### Extracted records
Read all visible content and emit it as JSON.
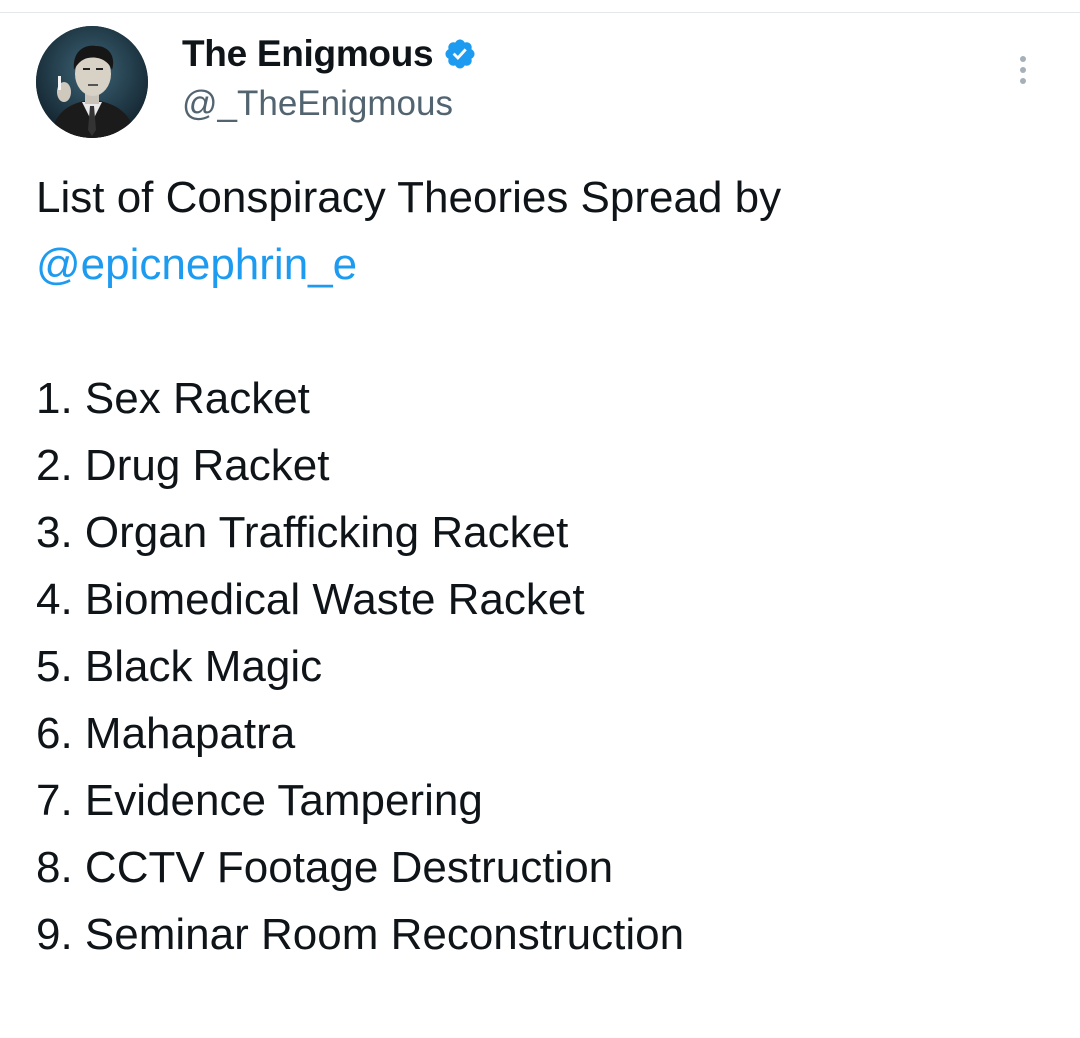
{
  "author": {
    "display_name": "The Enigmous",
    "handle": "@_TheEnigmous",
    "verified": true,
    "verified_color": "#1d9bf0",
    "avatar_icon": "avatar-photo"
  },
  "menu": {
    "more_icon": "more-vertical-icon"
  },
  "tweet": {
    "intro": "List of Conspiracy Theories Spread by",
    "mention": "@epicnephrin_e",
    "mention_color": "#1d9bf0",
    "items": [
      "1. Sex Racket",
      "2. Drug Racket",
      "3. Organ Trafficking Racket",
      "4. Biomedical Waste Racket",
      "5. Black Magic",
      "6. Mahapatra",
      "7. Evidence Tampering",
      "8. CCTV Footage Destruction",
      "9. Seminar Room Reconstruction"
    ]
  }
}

### Short problem
Transcribe every entry word for word, but skip the pictures.

### Complete output
Read all visible content and emit it as JSON.
{
  "author": {
    "display_name": "The Enigmous",
    "handle": "@_TheEnigmous",
    "verified": true,
    "verified_color": "#1d9bf0",
    "avatar_icon": "avatar-photo"
  },
  "menu": {
    "more_icon": "more-vertical-icon"
  },
  "tweet": {
    "intro": "List of Conspiracy Theories Spread by",
    "mention": "@epicnephrin_e",
    "mention_color": "#1d9bf0",
    "items": [
      "1. Sex Racket",
      "2. Drug Racket",
      "3. Organ Trafficking Racket",
      "4. Biomedical Waste Racket",
      "5. Black Magic",
      "6. Mahapatra",
      "7. Evidence Tampering",
      "8. CCTV Footage Destruction",
      "9. Seminar Room Reconstruction"
    ]
  }
}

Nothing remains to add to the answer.